Challenge
Repeat the entries that follow verbatim, without any of their pictures.

Data for processing
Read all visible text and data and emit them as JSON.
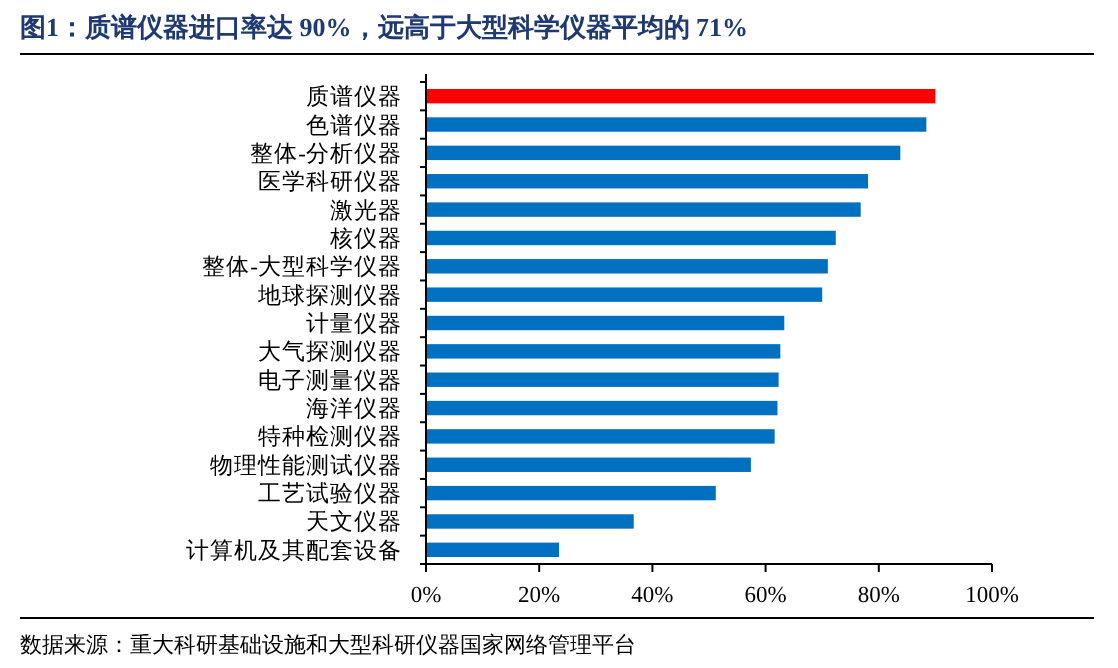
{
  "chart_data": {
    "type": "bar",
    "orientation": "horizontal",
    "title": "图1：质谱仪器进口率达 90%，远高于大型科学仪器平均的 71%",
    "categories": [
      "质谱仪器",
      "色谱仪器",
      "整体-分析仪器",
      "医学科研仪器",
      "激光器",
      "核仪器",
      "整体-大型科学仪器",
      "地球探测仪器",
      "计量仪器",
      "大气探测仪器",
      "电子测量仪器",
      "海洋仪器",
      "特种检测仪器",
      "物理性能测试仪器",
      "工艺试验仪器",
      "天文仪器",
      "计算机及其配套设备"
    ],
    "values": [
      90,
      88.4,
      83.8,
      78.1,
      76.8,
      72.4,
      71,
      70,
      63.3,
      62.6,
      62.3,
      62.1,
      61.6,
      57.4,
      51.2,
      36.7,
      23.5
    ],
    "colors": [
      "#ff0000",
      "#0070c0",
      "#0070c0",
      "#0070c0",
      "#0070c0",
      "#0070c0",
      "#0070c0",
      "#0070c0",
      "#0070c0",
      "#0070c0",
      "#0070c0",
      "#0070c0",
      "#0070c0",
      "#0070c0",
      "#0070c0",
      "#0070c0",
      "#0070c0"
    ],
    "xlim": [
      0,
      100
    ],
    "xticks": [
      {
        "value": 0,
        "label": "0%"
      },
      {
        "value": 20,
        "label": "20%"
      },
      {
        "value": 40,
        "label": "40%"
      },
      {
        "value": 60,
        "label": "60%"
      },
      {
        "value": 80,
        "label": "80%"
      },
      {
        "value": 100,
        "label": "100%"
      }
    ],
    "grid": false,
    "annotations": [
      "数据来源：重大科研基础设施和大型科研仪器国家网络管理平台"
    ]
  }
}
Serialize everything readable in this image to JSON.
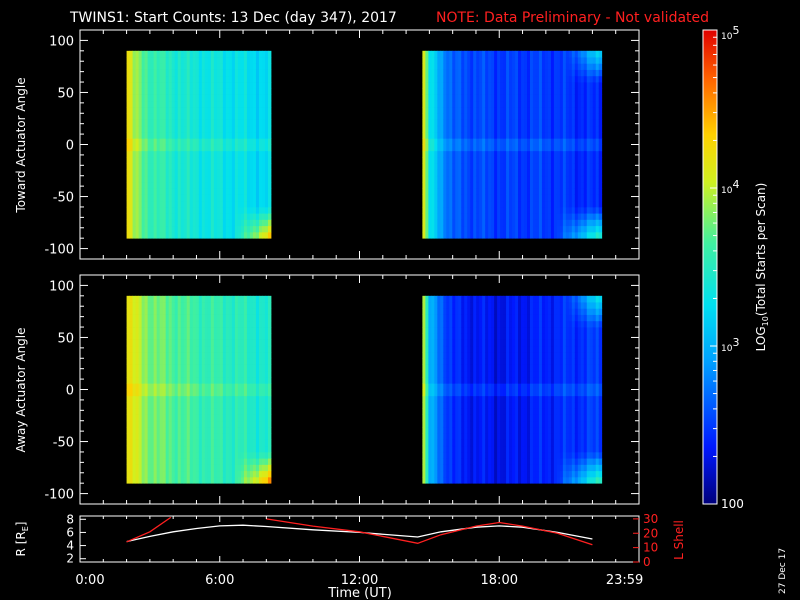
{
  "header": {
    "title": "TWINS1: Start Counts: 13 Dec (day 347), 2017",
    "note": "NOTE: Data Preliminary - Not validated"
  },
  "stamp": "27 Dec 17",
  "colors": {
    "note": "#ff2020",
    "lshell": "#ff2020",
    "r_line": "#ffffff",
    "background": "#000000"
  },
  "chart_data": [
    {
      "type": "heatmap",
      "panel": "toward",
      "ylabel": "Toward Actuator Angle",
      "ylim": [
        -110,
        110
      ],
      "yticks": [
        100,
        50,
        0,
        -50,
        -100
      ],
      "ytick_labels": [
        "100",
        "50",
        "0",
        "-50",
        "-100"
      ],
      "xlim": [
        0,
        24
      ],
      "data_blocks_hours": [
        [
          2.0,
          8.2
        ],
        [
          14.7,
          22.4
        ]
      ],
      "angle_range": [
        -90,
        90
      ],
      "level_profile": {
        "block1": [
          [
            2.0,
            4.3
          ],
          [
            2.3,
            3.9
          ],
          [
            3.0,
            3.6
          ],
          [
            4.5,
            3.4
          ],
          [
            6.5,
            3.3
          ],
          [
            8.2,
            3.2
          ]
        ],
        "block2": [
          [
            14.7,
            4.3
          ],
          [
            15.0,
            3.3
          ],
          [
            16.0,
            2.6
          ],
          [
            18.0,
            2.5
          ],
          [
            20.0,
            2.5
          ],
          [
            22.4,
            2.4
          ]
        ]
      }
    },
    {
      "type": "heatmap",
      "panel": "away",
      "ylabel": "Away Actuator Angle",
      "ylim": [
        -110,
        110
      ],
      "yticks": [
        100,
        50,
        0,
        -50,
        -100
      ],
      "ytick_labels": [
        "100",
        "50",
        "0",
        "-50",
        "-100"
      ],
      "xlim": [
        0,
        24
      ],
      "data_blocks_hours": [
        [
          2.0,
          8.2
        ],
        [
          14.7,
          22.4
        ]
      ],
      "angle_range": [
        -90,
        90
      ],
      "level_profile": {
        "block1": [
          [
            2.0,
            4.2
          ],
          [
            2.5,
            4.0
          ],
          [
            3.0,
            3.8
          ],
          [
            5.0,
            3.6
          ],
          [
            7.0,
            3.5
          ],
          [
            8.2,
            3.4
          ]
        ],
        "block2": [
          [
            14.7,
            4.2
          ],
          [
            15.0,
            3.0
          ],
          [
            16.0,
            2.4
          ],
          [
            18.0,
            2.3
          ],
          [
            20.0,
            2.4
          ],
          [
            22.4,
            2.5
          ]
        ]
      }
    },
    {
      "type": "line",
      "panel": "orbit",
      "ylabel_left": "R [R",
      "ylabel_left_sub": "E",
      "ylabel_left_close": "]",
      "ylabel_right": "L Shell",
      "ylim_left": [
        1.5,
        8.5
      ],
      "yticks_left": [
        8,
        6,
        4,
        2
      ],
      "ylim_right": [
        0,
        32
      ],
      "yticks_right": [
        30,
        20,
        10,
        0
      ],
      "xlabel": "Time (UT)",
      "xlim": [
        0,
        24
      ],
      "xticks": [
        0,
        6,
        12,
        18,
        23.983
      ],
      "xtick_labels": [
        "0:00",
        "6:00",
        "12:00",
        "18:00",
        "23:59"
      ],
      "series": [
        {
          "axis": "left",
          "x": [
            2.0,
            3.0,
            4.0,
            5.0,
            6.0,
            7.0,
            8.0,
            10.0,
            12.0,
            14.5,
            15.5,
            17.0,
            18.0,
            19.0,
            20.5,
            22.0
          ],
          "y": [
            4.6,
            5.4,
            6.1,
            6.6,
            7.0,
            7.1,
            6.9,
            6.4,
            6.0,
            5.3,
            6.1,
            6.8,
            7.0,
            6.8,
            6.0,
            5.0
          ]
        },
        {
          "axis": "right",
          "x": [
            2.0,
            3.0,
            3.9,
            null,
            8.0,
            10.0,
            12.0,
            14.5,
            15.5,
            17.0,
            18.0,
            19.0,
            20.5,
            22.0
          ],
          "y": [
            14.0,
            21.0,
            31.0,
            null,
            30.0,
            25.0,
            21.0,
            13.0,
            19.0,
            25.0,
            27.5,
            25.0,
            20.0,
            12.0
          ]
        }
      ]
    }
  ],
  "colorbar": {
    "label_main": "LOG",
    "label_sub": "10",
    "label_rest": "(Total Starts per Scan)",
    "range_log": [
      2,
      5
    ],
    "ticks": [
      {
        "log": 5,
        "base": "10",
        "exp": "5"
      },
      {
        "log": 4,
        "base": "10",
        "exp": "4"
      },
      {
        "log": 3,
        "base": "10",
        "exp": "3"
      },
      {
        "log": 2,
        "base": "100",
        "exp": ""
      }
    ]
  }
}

Correct response
Read all visible text and data and emit them as JSON.
{
  "chart_data": {
    "type": "bar",
    "orientation": "horizontal",
    "title": "图1：质谱仪器进口率达 90%，远高于大型科学仪器平均的 71%",
    "categories": [
      "质谱仪器",
      "色谱仪器",
      "整体-分析仪器",
      "医学科研仪器",
      "激光器",
      "核仪器",
      "整体-大型科学仪器",
      "地球探测仪器",
      "计量仪器",
      "大气探测仪器",
      "电子测量仪器",
      "海洋仪器",
      "特种检测仪器",
      "物理性能测试仪器",
      "工艺试验仪器",
      "天文仪器",
      "计算机及其配套设备"
    ],
    "values": [
      90,
      88.4,
      83.8,
      78.1,
      76.8,
      72.4,
      71,
      70,
      63.3,
      62.6,
      62.3,
      62.1,
      61.6,
      57.4,
      51.2,
      36.7,
      23.5
    ],
    "colors": [
      "#ff0000",
      "#0070c0",
      "#0070c0",
      "#0070c0",
      "#0070c0",
      "#0070c0",
      "#0070c0",
      "#0070c0",
      "#0070c0",
      "#0070c0",
      "#0070c0",
      "#0070c0",
      "#0070c0",
      "#0070c0",
      "#0070c0",
      "#0070c0",
      "#0070c0"
    ],
    "xlim": [
      0,
      100
    ],
    "xticks": [
      {
        "value": 0,
        "label": "0%"
      },
      {
        "value": 20,
        "label": "20%"
      },
      {
        "value": 40,
        "label": "40%"
      },
      {
        "value": 60,
        "label": "60%"
      },
      {
        "value": 80,
        "label": "80%"
      },
      {
        "value": 100,
        "label": "100%"
      }
    ],
    "grid": false,
    "annotations": [
      "数据来源：重大科研基础设施和大型科研仪器国家网络管理平台"
    ]
  }
}
Serialize everything readable in this image to JSON.
{
  "header": {
    "title": "TWINS1: Start Counts: 13 Dec (day 347), 2017",
    "note": "NOTE: Data Preliminary - Not validated"
  },
  "stamp": "27 Dec 17",
  "colors": {
    "note": "#ff2020",
    "lshell": "#ff2020",
    "r_line": "#ffffff",
    "background": "#000000"
  },
  "chart_data": [
    {
      "type": "heatmap",
      "panel": "toward",
      "ylabel": "Toward Actuator Angle",
      "ylim": [
        -110,
        110
      ],
      "yticks": [
        100,
        50,
        0,
        -50,
        -100
      ],
      "ytick_labels": [
        "100",
        "50",
        "0",
        "-50",
        "-100"
      ],
      "xlim": [
        0,
        24
      ],
      "data_blocks_hours": [
        [
          2.0,
          8.2
        ],
        [
          14.7,
          22.4
        ]
      ],
      "angle_range": [
        -90,
        90
      ],
      "level_profile": {
        "block1": [
          [
            2.0,
            4.3
          ],
          [
            2.3,
            3.9
          ],
          [
            3.0,
            3.6
          ],
          [
            4.5,
            3.4
          ],
          [
            6.5,
            3.3
          ],
          [
            8.2,
            3.2
          ]
        ],
        "block2": [
          [
            14.7,
            4.3
          ],
          [
            15.0,
            3.3
          ],
          [
            16.0,
            2.6
          ],
          [
            18.0,
            2.5
          ],
          [
            20.0,
            2.5
          ],
          [
            22.4,
            2.4
          ]
        ]
      }
    },
    {
      "type": "heatmap",
      "panel": "away",
      "ylabel": "Away Actuator Angle",
      "ylim": [
        -110,
        110
      ],
      "yticks": [
        100,
        50,
        0,
        -50,
        -100
      ],
      "ytick_labels": [
        "100",
        "50",
        "0",
        "-50",
        "-100"
      ],
      "xlim": [
        0,
        24
      ],
      "data_blocks_hours": [
        [
          2.0,
          8.2
        ],
        [
          14.7,
          22.4
        ]
      ],
      "angle_range": [
        -90,
        90
      ],
      "level_profile": {
        "block1": [
          [
            2.0,
            4.2
          ],
          [
            2.5,
            4.0
          ],
          [
            3.0,
            3.8
          ],
          [
            5.0,
            3.6
          ],
          [
            7.0,
            3.5
          ],
          [
            8.2,
            3.4
          ]
        ],
        "block2": [
          [
            14.7,
            4.2
          ],
          [
            15.0,
            3.0
          ],
          [
            16.0,
            2.4
          ],
          [
            18.0,
            2.3
          ],
          [
            20.0,
            2.4
          ],
          [
            22.4,
            2.5
          ]
        ]
      }
    },
    {
      "type": "line",
      "panel": "orbit",
      "ylabel_left": "R [R",
      "ylabel_left_sub": "E",
      "ylabel_left_close": "]",
      "ylabel_right": "L Shell",
      "ylim_left": [
        1.5,
        8.5
      ],
      "yticks_left": [
        8,
        6,
        4,
        2
      ],
      "ylim_right": [
        0,
        32
      ],
      "yticks_right": [
        30,
        20,
        10,
        0
      ],
      "xlabel": "Time (UT)",
      "xlim": [
        0,
        24
      ],
      "xticks": [
        0,
        6,
        12,
        18,
        23.983
      ],
      "xtick_labels": [
        "0:00",
        "6:00",
        "12:00",
        "18:00",
        "23:59"
      ],
      "series": [
        {
          "axis": "left",
          "x": [
            2.0,
            3.0,
            4.0,
            5.0,
            6.0,
            7.0,
            8.0,
            10.0,
            12.0,
            14.5,
            15.5,
            17.0,
            18.0,
            19.0,
            20.5,
            22.0
          ],
          "y": [
            4.6,
            5.4,
            6.1,
            6.6,
            7.0,
            7.1,
            6.9,
            6.4,
            6.0,
            5.3,
            6.1,
            6.8,
            7.0,
            6.8,
            6.0,
            5.0
          ]
        },
        {
          "axis": "right",
          "x": [
            2.0,
            3.0,
            3.9,
            null,
            8.0,
            10.0,
            12.0,
            14.5,
            15.5,
            17.0,
            18.0,
            19.0,
            20.5,
            22.0
          ],
          "y": [
            14.0,
            21.0,
            31.0,
            null,
            30.0,
            25.0,
            21.0,
            13.0,
            19.0,
            25.0,
            27.5,
            25.0,
            20.0,
            12.0
          ]
        }
      ]
    }
  ],
  "colorbar": {
    "label_main": "LOG",
    "label_sub": "10",
    "label_rest": "(Total Starts per Scan)",
    "range_log": [
      2,
      5
    ],
    "ticks": [
      {
        "log": 5,
        "base": "10",
        "exp": "5"
      },
      {
        "log": 4,
        "base": "10",
        "exp": "4"
      },
      {
        "log": 3,
        "base": "10",
        "exp": "3"
      },
      {
        "log": 2,
        "base": "100",
        "exp": ""
      }
    ]
  }
}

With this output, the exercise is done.